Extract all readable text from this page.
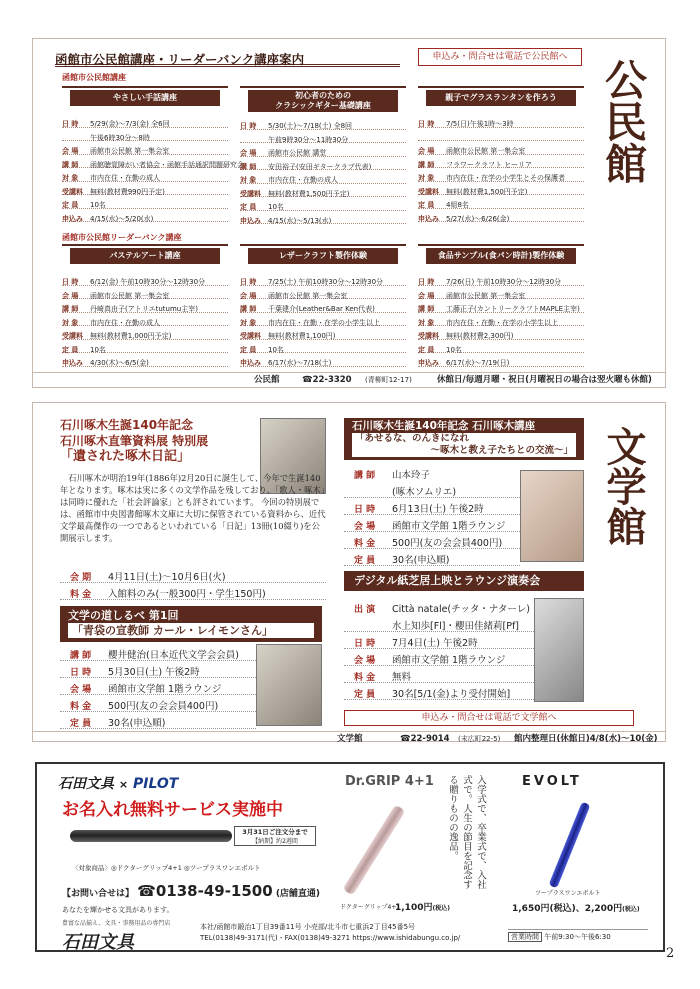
函館市公民館講座・リーダーバンク講座案内	申込み・問合せは電話で公民館へ
公民館
函館市公民館講座
函館市公民館リーダーバンク講座
やさしい手話講座
日 時 5/29(金)〜7/3(金) 全6回
午後6時30分〜8時
会 場 函館市公民館 第一集会室
講 師 函館聴覚障がい者協会・函館手話通訳問題研究会
対 象 市内在住・在勤の成人
受講料 無料(教材費990円予定)
定 員 10名
申込み 4/15(水)〜5/20(水)
初心者のための
クラシックギター基礎講座
日 時 5/30(土)〜7/18(土) 全8回
午前9時30分〜11時30分
会 場 函館市公民館 講堂
講 師 安田裕子(安田ギタークラブ代表)
対 象 市内在住・在勤の成人
受講料 無料(教材費1,500円予定)
定 員 10名
申込み 4/15(水)〜5/13(水)
親子でグラスランタンを作ろう
日 時 7/5(日)午後1時〜3時
会 場 函館市公民館 第一集会室
講 師 フラワークラフト ヒーリア
対 象 市内在住・在学の小学生とその保護者
受講料 無料(教材費1,500円予定)
定 員 4組8名
申込み 5/27(水)〜6/26(金)
パステルアート講座
日 時 6/12(金) 午前10時30分〜12時30分
会 場 函館市公民館 第一集会室
講 師 丹崎真由子(アトリエtutumu主宰)
対 象 市内在住・在勤の成人
受講料 無料(教材費1,000円予定)
定 員 10名
申込み 4/30(木)〜6/5(金)
レザークラフト製作体験
日 時 7/25(土) 午前10時30分〜12時30分
会 場 函館市公民館 第一集会室
講 師 千葉建介(Leather&Bar Ken代表)
対 象 市内在住・在勤・在学の小学生以上
受講料 無料(教材費1,100円)
定 員 10名
申込み 6/17(水)〜7/18(土)
食品サンプル(食パン時計)製作体験
日 時 7/26(日) 午前10時30分〜12時30分
会 場 函館市公民館 第一集会室
講 師 工藤正子(カントリークラフトMAPLE主宰)
対 象 市内在住・在勤・在学の小学生以上
受講料 無料(教材費2,300円)
定 員 10名
申込み 6/17(水)〜7/19(日)
公民館	☎22-3320 (青柳町12-17)	休館日/毎週月曜・祝日(月曜祝日の場合は翌火曜も休館)
文学館
石川啄木生誕140年記念
石川啄木直筆資料展 特別展
「遺された啄木日記」
石川啄木が明治19年(1886年)2月20日に誕生して、今年で生誕140年となります。啄木は実に多くの文学作品を残しており、「歌人・啄木」は同時に優れた「社会評論家」とも評されています。 今回の特別展では、函館市中央図書館啄木文庫に大切に保管されている資料から、近代文学最高傑作の一つであるといわれている「日記」13冊(10綴り)を公開展示します。
会 期 4月11日(土)〜10月6日(火)
料 金 入館料のみ(一般300円・学生150円)
文学の道しるべ 第1回
「青袋の宣教師 カール・レイモンさん」
講 師 櫻井健治(日本近代文学会会員)
日 時 5月30日(土) 午後2時
会 場 函館市文学館 1階ラウンジ
料 金 500円(友の会会員400円)
定 員 30名(申込順)
石川啄木生誕140年記念 石川啄木講座
「あせるな、のんきになれ
〜啄木と教え子たちとの交流〜」
講 師 山本玲子
(啄木ソムリエ)
日 時 6月13日(土) 午後2時
会 場 函館市文学館 1階ラウンジ
料 金 500円(友の会会員400円)
定 員 30名(申込順)
デジタル紙芝居上映とラウンジ演奏会
出 演 Città natale(チッタ・ナターレ)
水上知歩[Fl]・櫻田佳緒莉[Pf]
日 時 7月4日(土) 午後2時
会 場 函館市文学館 1階ラウンジ
料 金 無料
定 員 30名[5/1(金)より受付開始]
申込み・問合せは電話で文学館へ
文学館	☎22-9014 (末広町22-5) 館内整理日(休館日)4/8(水)〜10(金)
石田文具 × PILOT
お名入れ無料サービス実施中
3月31日ご注文分まで
【納期】約2週間
〈対象商品〉◎ドクターグリップ4+1 ◎ツープラスワンエボルト
【お問い合せは】 ☎0138-49-1500 (店舗直通)
あなたを輝かせる文具があります。
豊富な品揃え、文具・事務用品の専門店
石田文具
本社/函館市鍛治1丁目39番11号 小売部/北斗市七重浜2丁目45番5号
TEL(0138)49-3171(代)・FAX(0138)49-3271 https://www.ishidabungu.co.jp/
Dr.GRIP 4+1
ドクターグリップ4+1
1,100円(税込)
入学式で、卒業式で、入社式で。人生の節目を記念する贈りものの逸品。	EVOLT
ツープラスワンエボルト
1,650円(税込)、2,200円(税込)
営業時間 午前9:30〜午後6:30
2
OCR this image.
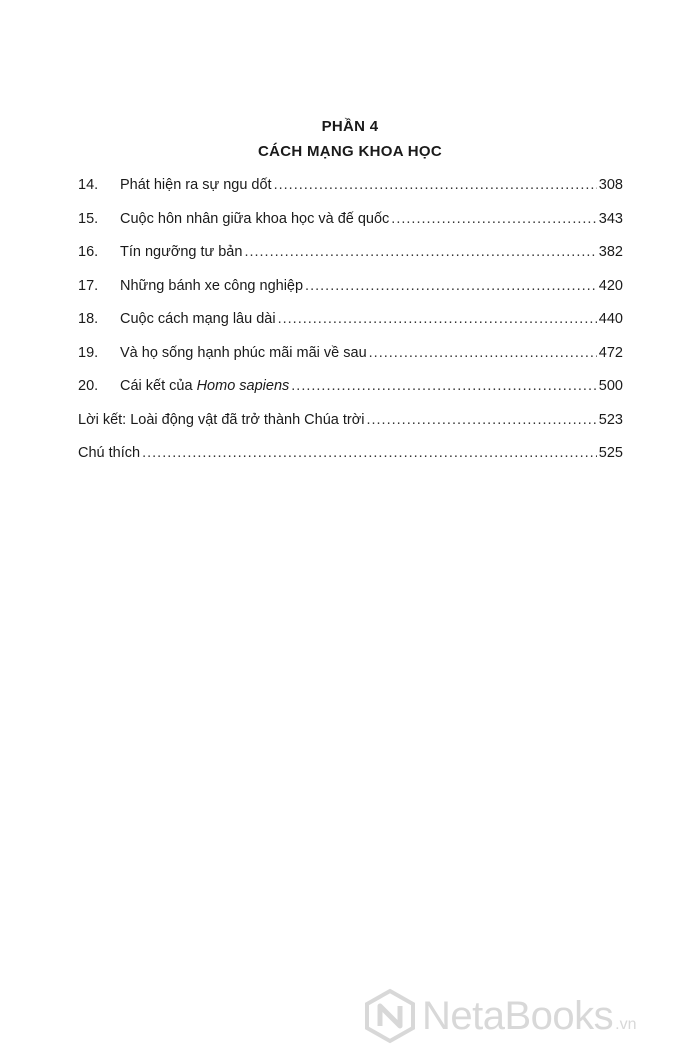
PHẦN 4
CÁCH MẠNG KHOA HỌC
14.	Phát hiện ra sự ngu dốt .....	308
15.	Cuộc hôn nhân giữa khoa học và đế quốc .....	343
16.	Tín ngưỡng tư bản .....	382
17.	Những bánh xe công nghiệp .....	420
18.	Cuộc cách mạng lâu dài .....	440
19.	Và họ sống hạnh phúc mãi mãi về sau .....	472
20.	Cái kết của Homo sapiens .....	500
Lời kết: Loài động vật đã trở thành Chúa trời .....	523
Chú thích .....	525
NetaBooks .vn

| Problem statement |
Above are the records; reproduce them exactly and leave out the pictures.

| Answer for this exercise |
Extract all readable text from this page.
函館市公民館講座・リーダーバンク講座案内	申込み・問合せは電話で公民館へ
公民館
函館市公民館講座
函館市公民館リーダーバンク講座
やさしい手話講座
日 時 5/29(金)〜7/3(金) 全6回
午後6時30分〜8時
会 場 函館市公民館 第一集会室
講 師 函館聴覚障がい者協会・函館手話通訳問題研究会
対 象 市内在住・在勤の成人
受講料 無料(教材費990円予定)
定 員 10名
申込み 4/15(水)〜5/20(水)
初心者のための
クラシックギター基礎講座
日 時 5/30(土)〜7/18(土) 全8回
午前9時30分〜11時30分
会 場 函館市公民館 講堂
講 師 安田裕子(安田ギタークラブ代表)
対 象 市内在住・在勤の成人
受講料 無料(教材費1,500円予定)
定 員 10名
申込み 4/15(水)〜5/13(水)
親子でグラスランタンを作ろう
日 時 7/5(日)午後1時〜3時
会 場 函館市公民館 第一集会室
講 師 フラワークラフト ヒーリア
対 象 市内在住・在学の小学生とその保護者
受講料 無料(教材費1,500円予定)
定 員 4組8名
申込み 5/27(水)〜6/26(金)
パステルアート講座
日 時 6/12(金) 午前10時30分〜12時30分
会 場 函館市公民館 第一集会室
講 師 丹崎真由子(アトリエtutumu主宰)
対 象 市内在住・在勤の成人
受講料 無料(教材費1,000円予定)
定 員 10名
申込み 4/30(木)〜6/5(金)
レザークラフト製作体験
日 時 7/25(土) 午前10時30分〜12時30分
会 場 函館市公民館 第一集会室
講 師 千葉建介(Leather&Bar Ken代表)
対 象 市内在住・在勤・在学の小学生以上
受講料 無料(教材費1,100円)
定 員 10名
申込み 6/17(水)〜7/18(土)
食品サンプル(食パン時計)製作体験
日 時 7/26(日) 午前10時30分〜12時30分
会 場 函館市公民館 第一集会室
講 師 工藤正子(カントリークラフトMAPLE主宰)
対 象 市内在住・在勤・在学の小学生以上
受講料 無料(教材費2,300円)
定 員 10名
申込み 6/17(水)〜7/19(日)
公民館	☎22-3320 (青柳町12-17)	休館日/毎週月曜・祝日(月曜祝日の場合は翌火曜も休館)
文学館
石川啄木生誕140年記念
石川啄木直筆資料展 特別展
「遺された啄木日記」
石川啄木が明治19年(1886年)2月20日に誕生して、今年で生誕140年となります。啄木は実に多くの文学作品を残しており、「歌人・啄木」は同時に優れた「社会評論家」とも評されています。 今回の特別展では、函館市中央図書館啄木文庫に大切に保管されている資料から、近代文学最高傑作の一つであるといわれている「日記」13冊(10綴り)を公開展示します。
会 期 4月11日(土)〜10月6日(火)
料 金 入館料のみ(一般300円・学生150円)
文学の道しるべ 第1回
「青袋の宣教師 カール・レイモンさん」
講 師 櫻井健治(日本近代文学会会員)
日 時 5月30日(土) 午後2時
会 場 函館市文学館 1階ラウンジ
料 金 500円(友の会会員400円)
定 員 30名(申込順)
石川啄木生誕140年記念 石川啄木講座
「あせるな、のんきになれ
〜啄木と教え子たちとの交流〜」
講 師 山本玲子
(啄木ソムリエ)
日 時 6月13日(土) 午後2時
会 場 函館市文学館 1階ラウンジ
料 金 500円(友の会会員400円)
定 員 30名(申込順)
デジタル紙芝居上映とラウンジ演奏会
出 演 Città natale(チッタ・ナターレ)
水上知歩[Fl]・櫻田佳緒莉[Pf]
日 時 7月4日(土) 午後2時
会 場 函館市文学館 1階ラウンジ
料 金 無料
定 員 30名[5/1(金)より受付開始]
申込み・問合せは電話で文学館へ
文学館	☎22-9014 (末広町22-5) 館内整理日(休館日)4/8(水)〜10(金)
石田文具 × PILOT
お名入れ無料サービス実施中
3月31日ご注文分まで
【納期】約2週間
〈対象商品〉◎ドクターグリップ4+1 ◎ツープラスワンエボルト
【お問い合せは】 ☎0138-49-1500 (店舗直通)
あなたを輝かせる文具があります。
豊富な品揃え、文具・事務用品の専門店
石田文具
本社/函館市鍛治1丁目39番11号 小売部/北斗市七重浜2丁目45番5号
TEL(0138)49-3171(代)・FAX(0138)49-3271 https://www.ishidabungu.co.jp/
Dr.GRIP 4+1
ドクターグリップ4+1
1,100円(税込)
入学式で、卒業式で、入社式で。人生の節目を記念する贈りものの逸品。	EVOLT
ツープラスワンエボルト
1,650円(税込)、2,200円(税込)
営業時間 午前9:30〜午後6:30
2
OCR this image.
PHẦN 4
CÁCH MẠNG KHOA HỌC
14.	Phát hiện ra sự ngu dốt .....	308
15.	Cuộc hôn nhân giữa khoa học và đế quốc .....	343
16.	Tín ngưỡng tư bản .....	382
17.	Những bánh xe công nghiệp .....	420
18.	Cuộc cách mạng lâu dài .....	440
19.	Và họ sống hạnh phúc mãi mãi về sau .....	472
20.	Cái kết của Homo sapiens .....	500
Lời kết: Loài động vật đã trở thành Chúa trời .....	523
Chú thích .....	525
NetaBooks .vn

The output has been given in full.